(Prompt):
Look through the data below. Pick out the lines holding the string "gestanck".

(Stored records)
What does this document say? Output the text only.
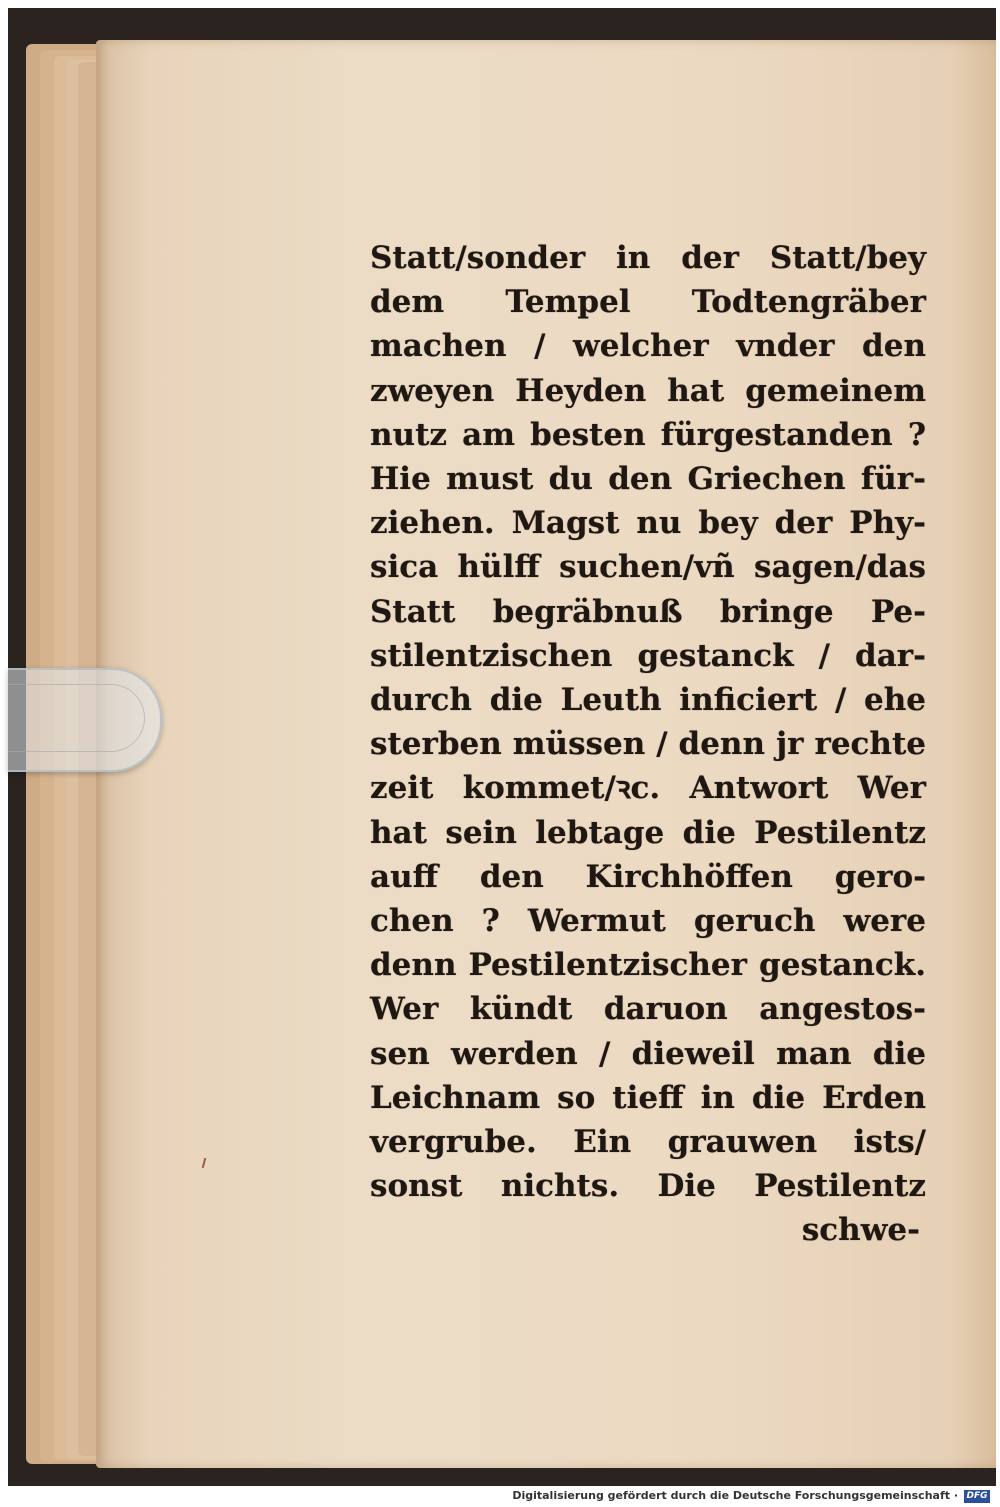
Statt/sonder in der Statt/bey
dem Tempel Todtengräber
machen / welcher vnder den
zweyen Heyden hat gemeinem
nutz am besten fürgestanden ?
Hie must du den Griechen für-
ziehen. Magst nu bey der Phy-
sica hülff suchen/vñ sagen/das
Statt begräbnuß bringe Pe-
stilentzischen gestanck / dar-
durch die Leuth inficiert / ehe
sterben müssen / denn jr rechte
zeit kommet/ꝛc. Antwort Wer
hat sein lebtage die Pestilentz
auff den Kirchhöffen gero-
chen ? Wermut geruch were
denn Pestilentzischer gestanck.
Wer kündt daruon angestos-
sen werden / dieweil man die
Leichnam so tieff in die Erden
vergrube. Ein grauwen ists/
sonst nichts. Die Pestilentz
schwe-
Digitalisierung gefördert durch die Deutsche Forschungsgemeinschaft · DFG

(Worked solution):
stilentzischen gestanck / dar-
denn Pestilentzischer gestanck.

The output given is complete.